* Data provided *
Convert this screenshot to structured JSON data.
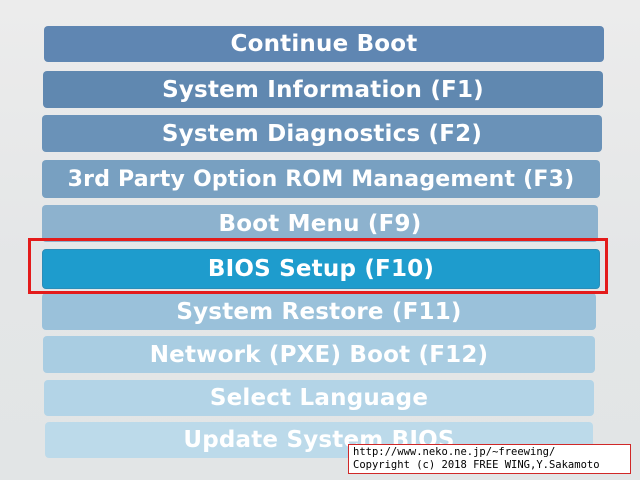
{
  "menu": {
    "items": [
      {
        "label": "Continue Boot"
      },
      {
        "label": "System Information (F1)"
      },
      {
        "label": "System Diagnostics (F2)"
      },
      {
        "label": "3rd Party Option ROM Management (F3)"
      },
      {
        "label": "Boot Menu (F9)"
      },
      {
        "label": "BIOS Setup (F10)",
        "selected": true
      },
      {
        "label": "System Restore (F11)"
      },
      {
        "label": "Network (PXE) Boot (F12)"
      },
      {
        "label": "Select Language"
      },
      {
        "label": "Update System BIOS"
      }
    ]
  },
  "overlay": {
    "url": "http://www.neko.ne.jp/~freewing/",
    "copyright": "Copyright (c) 2018 FREE WING,Y.Sakamoto"
  },
  "colors": {
    "selected": "#1e9ccd",
    "highlight_frame": "#e31b1b",
    "item_top": "#5f86b2",
    "item_bottom": "#bcdaea"
  }
}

* Aim of the task *
Without the pictures, restate each entry exactly.

* Written solution *
Convert this screenshot to structured JSON data.
{
  "menu": {
    "items": [
      {
        "label": "Continue Boot"
      },
      {
        "label": "System Information (F1)"
      },
      {
        "label": "System Diagnostics (F2)"
      },
      {
        "label": "3rd Party Option ROM Management (F3)"
      },
      {
        "label": "Boot Menu (F9)"
      },
      {
        "label": "BIOS Setup (F10)",
        "selected": true
      },
      {
        "label": "System Restore (F11)"
      },
      {
        "label": "Network (PXE) Boot (F12)"
      },
      {
        "label": "Select Language"
      },
      {
        "label": "Update System BIOS"
      }
    ]
  },
  "overlay": {
    "url": "http://www.neko.ne.jp/~freewing/",
    "copyright": "Copyright (c) 2018 FREE WING,Y.Sakamoto"
  },
  "colors": {
    "selected": "#1e9ccd",
    "highlight_frame": "#e31b1b",
    "item_top": "#5f86b2",
    "item_bottom": "#bcdaea"
  }
}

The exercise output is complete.